--- Start of Provided data ---

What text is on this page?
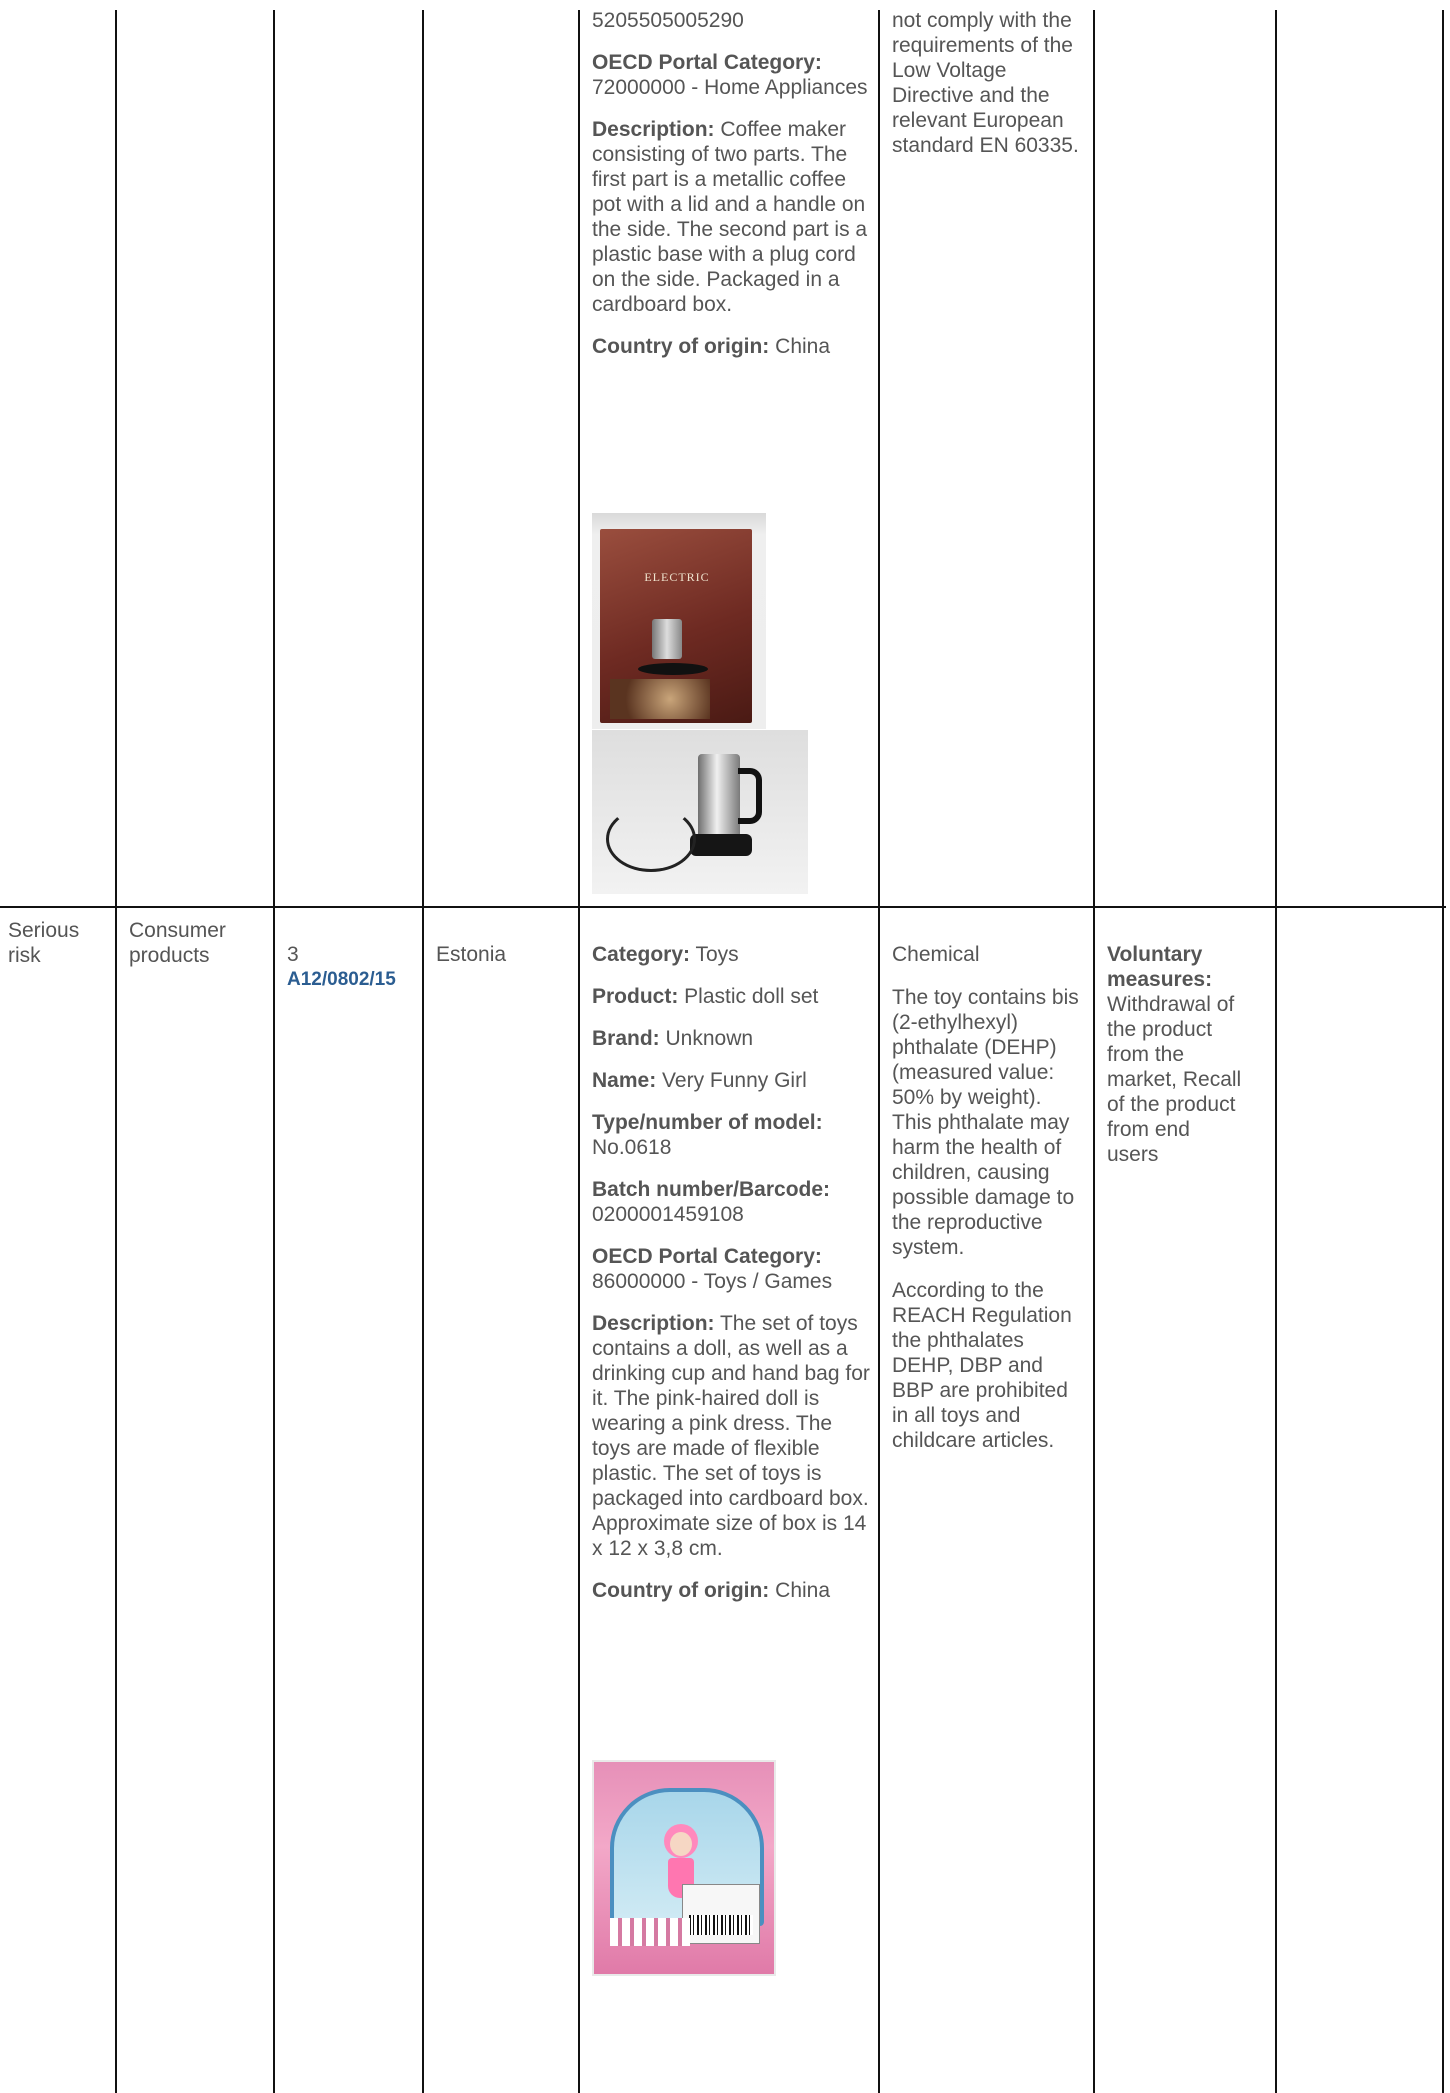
5205505005290
OECD Portal Category:
72000000 - Home Appliances
Description: Coffee maker consisting of two parts. The first part is a metallic coffee pot with a lid and a handle on the side. The second part is a plastic base with a plug cord on the side. Packaged in a cardboard box.
Country of origin: China
ELECTRIC
not comply with the requirements of the Low Voltage Directive and the relevant European standard EN 60335.
Serious risk
Consumer products	3
A12/0802/15
Estonia	Category: Toys
Product: Plastic doll set
Brand: Unknown
Name: Very Funny Girl
Type/number of model:
No.0618
Batch number/Barcode:
0200001459108
OECD Portal Category:
86000000 - Toys / Games
Description: The set of toys contains a doll, as well as a drinking cup and hand bag for it. The pink-haired doll is wearing a pink dress. The toys are made of flexible plastic. The set of toys is packaged into cardboard box. Approximate size of box is 14 x 12 x 3,8 cm.
Country of origin: China
Chemical
The toy contains bis (2-ethylhexyl) phthalate (DEHP) (measured value: 50% by weight). This phthalate may harm the health of children, causing possible damage to the reproductive system.
According to the REACH Regulation the phthalates DEHP, DBP and BBP are prohibited in all toys and childcare articles.
Voluntary measures:
Withdrawal of the product from the market, Recall of the product from end users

--- End of Provided data ---

— Instruction —
Copy all lines from the listing that contain "number".

— Exercise solution —
Type/number of model:
Batch number/Barcode:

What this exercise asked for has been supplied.